- [DIRECTIONS FOR THIS TASK] For the copy, please give all of the data again exactly and leave the pictures out.
--- start of TASK INPUTS ---
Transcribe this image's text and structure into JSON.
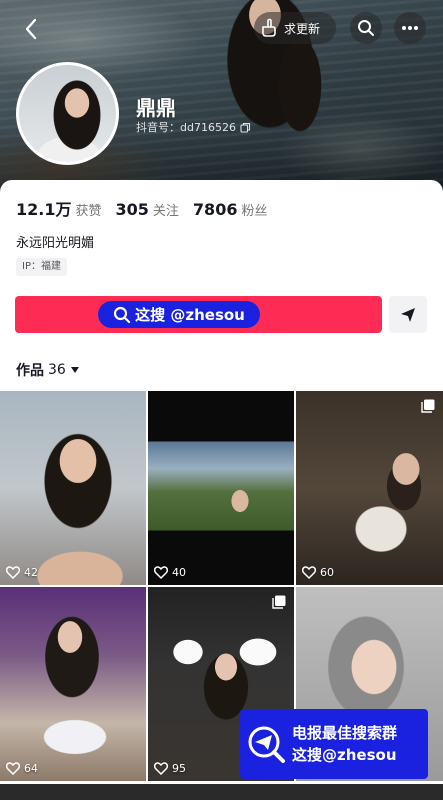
{
  "header": {
    "update_label": "求更新"
  },
  "profile": {
    "name": "鼎鼎",
    "douyin_id": "抖音号：dd716526"
  },
  "stats": [
    {
      "value": "12.1万",
      "label": "获赞"
    },
    {
      "value": "305",
      "label": "关注"
    },
    {
      "value": "7806",
      "label": "粉丝"
    }
  ],
  "bio": "永远阳光明媚",
  "ip": "IP：福建",
  "search_banner": {
    "text": "这搜 @zhesou"
  },
  "works_tab": {
    "label": "作品",
    "count": "36"
  },
  "tiles": [
    {
      "likes": "42",
      "multi": false
    },
    {
      "likes": "40",
      "multi": false
    },
    {
      "likes": "60",
      "multi": true
    },
    {
      "likes": "64",
      "multi": false
    },
    {
      "likes": "95",
      "multi": true
    },
    {
      "likes": "",
      "multi": false
    }
  ],
  "ad": {
    "line1": "电报最佳搜索群",
    "line2": "这搜@zhesou"
  },
  "colors": {
    "accent": "#fe2c55",
    "overlay_blue": "#1a22e0"
  }
}
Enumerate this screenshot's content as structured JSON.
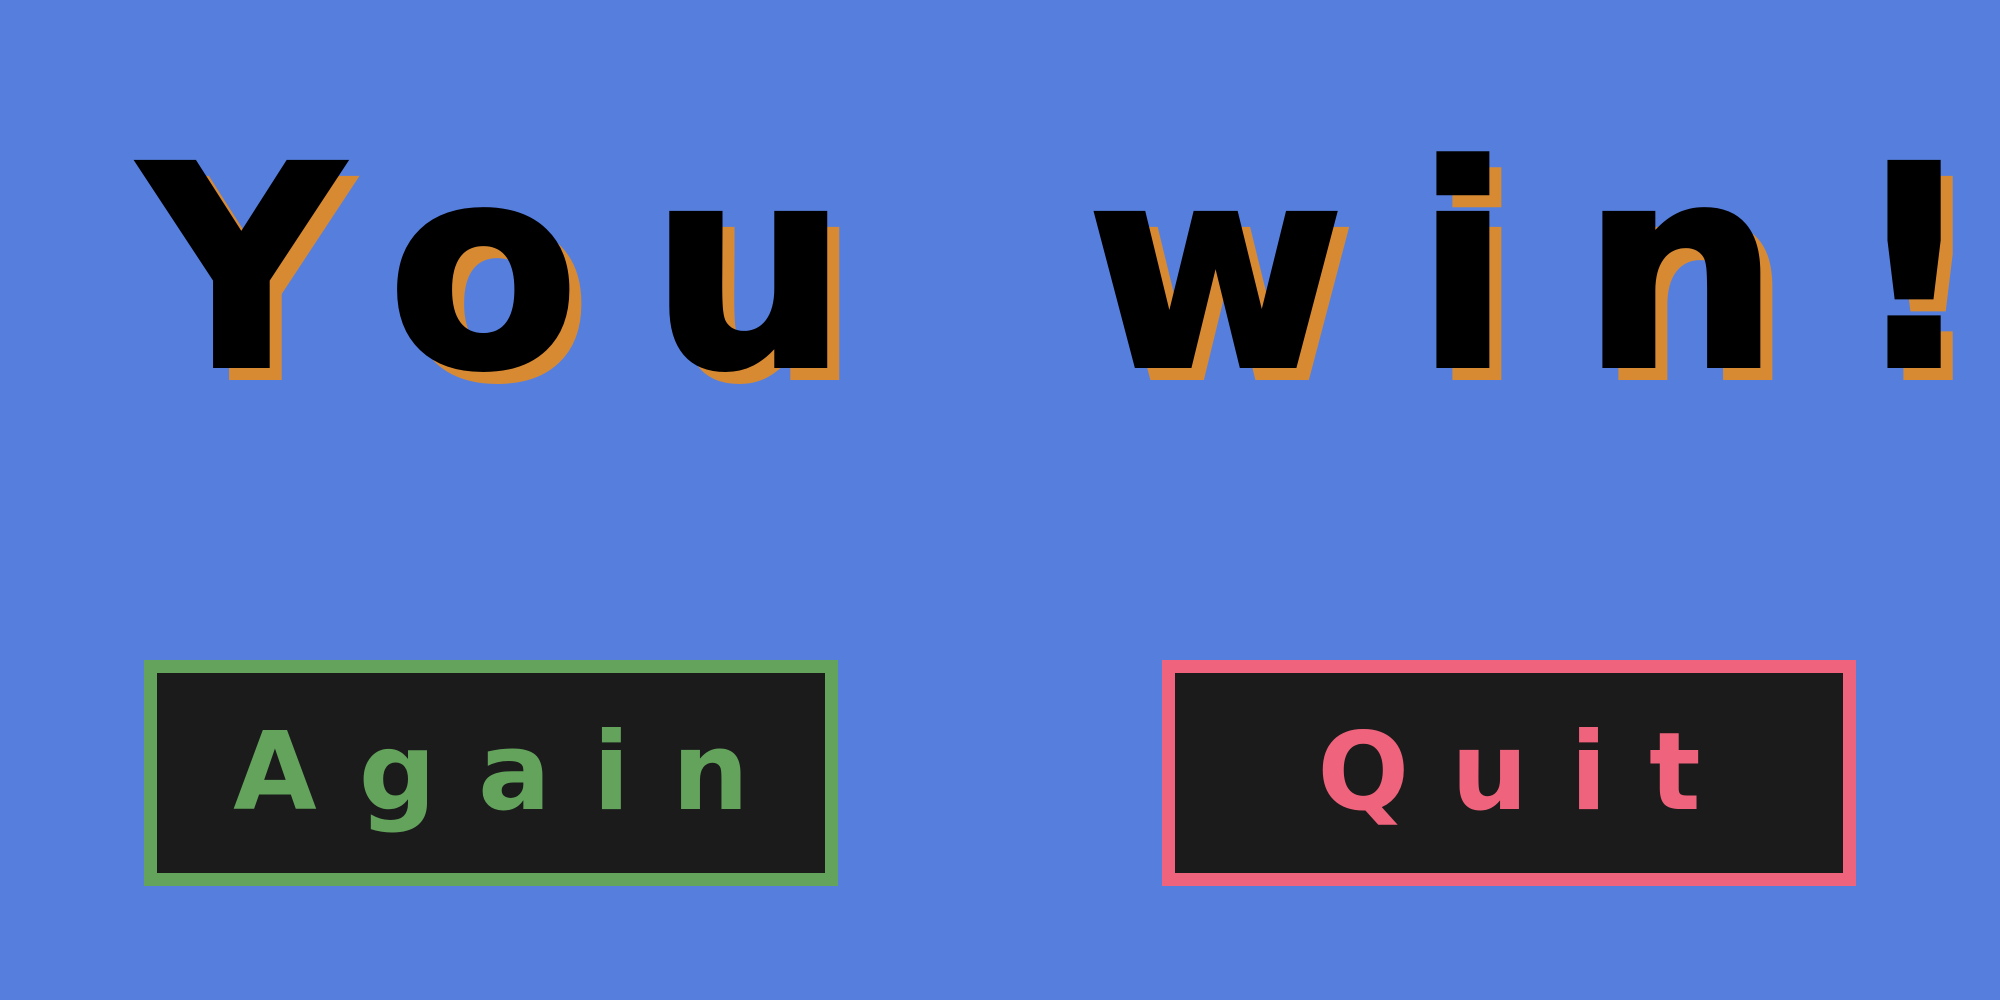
--- end of TASK INPUTS ---
- [SOLVED PROBLEM]
Transcribe this image's text and structure into JSON.
{
  "header": {
    "update_label": "求更新"
  },
  "profile": {
    "name": "鼎鼎",
    "douyin_id": "抖音号：dd716526"
  },
  "stats": [
    {
      "value": "12.1万",
      "label": "获赞"
    },
    {
      "value": "305",
      "label": "关注"
    },
    {
      "value": "7806",
      "label": "粉丝"
    }
  ],
  "bio": "永远阳光明媚",
  "ip": "IP：福建",
  "search_banner": {
    "text": "这搜 @zhesou"
  },
  "works_tab": {
    "label": "作品",
    "count": "36"
  },
  "tiles": [
    {
      "likes": "42",
      "multi": false
    },
    {
      "likes": "40",
      "multi": false
    },
    {
      "likes": "60",
      "multi": true
    },
    {
      "likes": "64",
      "multi": false
    },
    {
      "likes": "95",
      "multi": true
    },
    {
      "likes": "",
      "multi": false
    }
  ],
  "ad": {
    "line1": "电报最佳搜索群",
    "line2": "这搜@zhesou"
  },
  "colors": {
    "accent": "#fe2c55",
    "overlay_blue": "#1a22e0"
  }
}
Enumerate this screenshot's content as structured JSON.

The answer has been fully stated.